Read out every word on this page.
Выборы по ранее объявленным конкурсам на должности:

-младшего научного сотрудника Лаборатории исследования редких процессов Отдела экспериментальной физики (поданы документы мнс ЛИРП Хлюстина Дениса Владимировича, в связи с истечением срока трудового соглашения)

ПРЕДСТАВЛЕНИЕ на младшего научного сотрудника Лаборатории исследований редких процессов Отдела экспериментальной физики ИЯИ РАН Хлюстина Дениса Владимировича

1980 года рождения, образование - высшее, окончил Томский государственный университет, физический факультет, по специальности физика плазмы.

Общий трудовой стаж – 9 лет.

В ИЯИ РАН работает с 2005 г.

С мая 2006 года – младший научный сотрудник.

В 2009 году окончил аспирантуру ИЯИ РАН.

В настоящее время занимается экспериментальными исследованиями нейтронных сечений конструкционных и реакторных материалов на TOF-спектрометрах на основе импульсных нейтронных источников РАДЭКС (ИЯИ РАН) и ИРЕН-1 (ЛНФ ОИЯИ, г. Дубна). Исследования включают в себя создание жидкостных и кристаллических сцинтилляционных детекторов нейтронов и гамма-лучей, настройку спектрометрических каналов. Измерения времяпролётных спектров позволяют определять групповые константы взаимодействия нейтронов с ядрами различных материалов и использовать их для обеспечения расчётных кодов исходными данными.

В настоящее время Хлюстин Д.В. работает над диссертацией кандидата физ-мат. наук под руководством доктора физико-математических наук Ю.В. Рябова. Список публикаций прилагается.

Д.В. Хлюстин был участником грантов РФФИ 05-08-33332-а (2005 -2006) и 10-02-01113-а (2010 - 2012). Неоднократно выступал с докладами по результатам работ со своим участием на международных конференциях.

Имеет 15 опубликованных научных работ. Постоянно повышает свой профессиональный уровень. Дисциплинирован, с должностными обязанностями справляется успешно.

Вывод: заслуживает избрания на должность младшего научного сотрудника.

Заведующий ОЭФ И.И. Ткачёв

.....

DO THIS: From the listing, copy every line where the string "настоящее" appears.

TASK RESULT:
В настоящее время занимается экспериментальными исследованиями нейтронных сечений конструкционных и реакторных материалов на TOF-спектрометрах на основе импульсных нейтронных источников РАДЭКС (ИЯИ РАН) и ИРЕН-1 (ЛНФ ОИЯИ, г. Дубна). Исследования включают в себя создание жидкостных и кристаллических сцинтилляционных детекторов нейтронов и гамма-лучей, настройку спектрометрических каналов. Измерения времяпролётных спектров позволяют определять групповые константы взаимодействия нейтронов с ядрами различных материалов и использовать их для обеспечения расчётных кодов исходными данными.
В настоящее время Хлюстин Д.В. работает над диссертацией кандидата физ-мат. наук под руководством доктора физико-математических наук Ю.В. Рябова. Список публикаций прилагается.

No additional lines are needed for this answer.